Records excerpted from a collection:
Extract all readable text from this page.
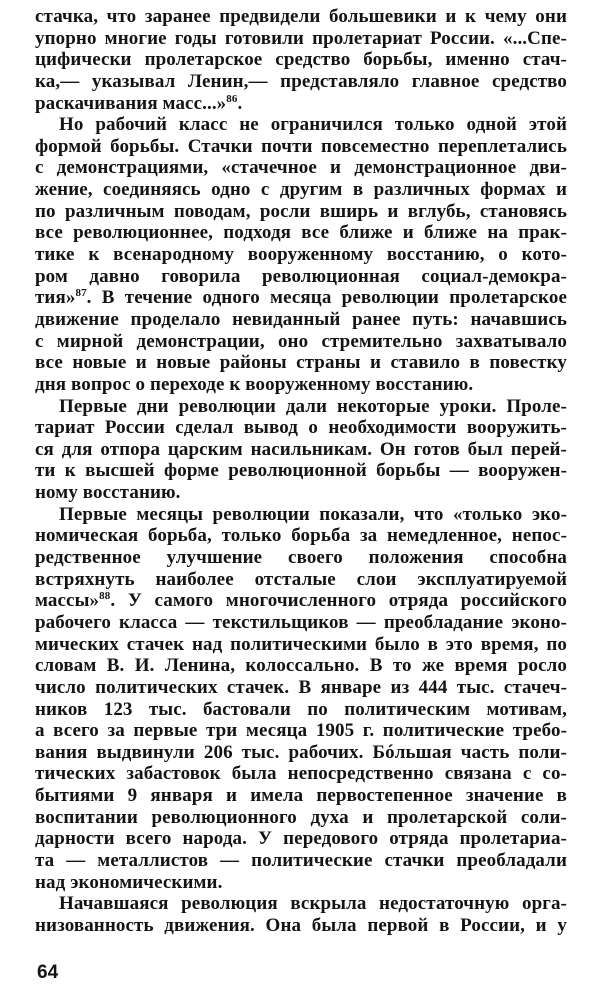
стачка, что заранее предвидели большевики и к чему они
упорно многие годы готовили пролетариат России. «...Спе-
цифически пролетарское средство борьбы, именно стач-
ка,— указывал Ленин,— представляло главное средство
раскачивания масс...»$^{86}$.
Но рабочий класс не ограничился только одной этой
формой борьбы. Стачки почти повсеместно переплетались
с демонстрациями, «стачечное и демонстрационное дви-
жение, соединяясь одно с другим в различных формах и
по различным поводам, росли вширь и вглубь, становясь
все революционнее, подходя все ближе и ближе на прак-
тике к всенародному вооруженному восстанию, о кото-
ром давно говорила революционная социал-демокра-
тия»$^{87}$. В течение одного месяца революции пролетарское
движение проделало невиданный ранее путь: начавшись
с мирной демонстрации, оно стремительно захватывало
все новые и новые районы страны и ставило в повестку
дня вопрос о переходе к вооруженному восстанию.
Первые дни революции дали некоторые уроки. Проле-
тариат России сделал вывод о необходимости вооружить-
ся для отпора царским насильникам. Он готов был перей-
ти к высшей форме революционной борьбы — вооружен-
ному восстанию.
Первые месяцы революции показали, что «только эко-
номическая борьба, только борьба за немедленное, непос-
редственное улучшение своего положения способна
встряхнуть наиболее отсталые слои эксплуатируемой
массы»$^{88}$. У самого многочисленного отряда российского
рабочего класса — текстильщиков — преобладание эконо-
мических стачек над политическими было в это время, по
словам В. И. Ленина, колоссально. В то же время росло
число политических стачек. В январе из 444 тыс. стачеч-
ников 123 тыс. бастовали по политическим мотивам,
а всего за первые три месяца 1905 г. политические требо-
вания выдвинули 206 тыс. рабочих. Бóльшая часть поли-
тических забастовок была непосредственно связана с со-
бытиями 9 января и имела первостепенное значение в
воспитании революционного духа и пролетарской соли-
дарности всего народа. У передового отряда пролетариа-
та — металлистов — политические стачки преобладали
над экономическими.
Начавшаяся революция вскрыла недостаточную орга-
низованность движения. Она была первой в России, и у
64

...

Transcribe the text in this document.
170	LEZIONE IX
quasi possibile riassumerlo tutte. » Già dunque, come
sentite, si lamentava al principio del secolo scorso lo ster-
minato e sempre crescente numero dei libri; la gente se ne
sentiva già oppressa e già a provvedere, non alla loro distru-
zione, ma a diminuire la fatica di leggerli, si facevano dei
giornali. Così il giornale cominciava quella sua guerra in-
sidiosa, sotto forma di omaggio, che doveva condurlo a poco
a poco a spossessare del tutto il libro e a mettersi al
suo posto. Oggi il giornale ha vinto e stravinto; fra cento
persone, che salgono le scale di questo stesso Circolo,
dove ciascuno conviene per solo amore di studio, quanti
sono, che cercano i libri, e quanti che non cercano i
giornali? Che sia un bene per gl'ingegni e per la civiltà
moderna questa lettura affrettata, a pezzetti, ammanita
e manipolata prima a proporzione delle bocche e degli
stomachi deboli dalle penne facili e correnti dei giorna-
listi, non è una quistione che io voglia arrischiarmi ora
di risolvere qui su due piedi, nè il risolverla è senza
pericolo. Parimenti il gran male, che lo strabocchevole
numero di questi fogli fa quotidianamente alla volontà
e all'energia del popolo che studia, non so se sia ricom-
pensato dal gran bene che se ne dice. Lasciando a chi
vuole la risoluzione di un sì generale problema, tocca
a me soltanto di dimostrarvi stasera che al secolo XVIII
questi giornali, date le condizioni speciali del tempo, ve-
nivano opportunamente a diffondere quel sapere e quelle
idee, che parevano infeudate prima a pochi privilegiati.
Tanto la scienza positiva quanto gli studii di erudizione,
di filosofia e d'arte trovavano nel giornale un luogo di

THE REQUEST » Tally the lines of the records holding the word "революции", then give only the resulting number.

ANSWER IN FULL » 3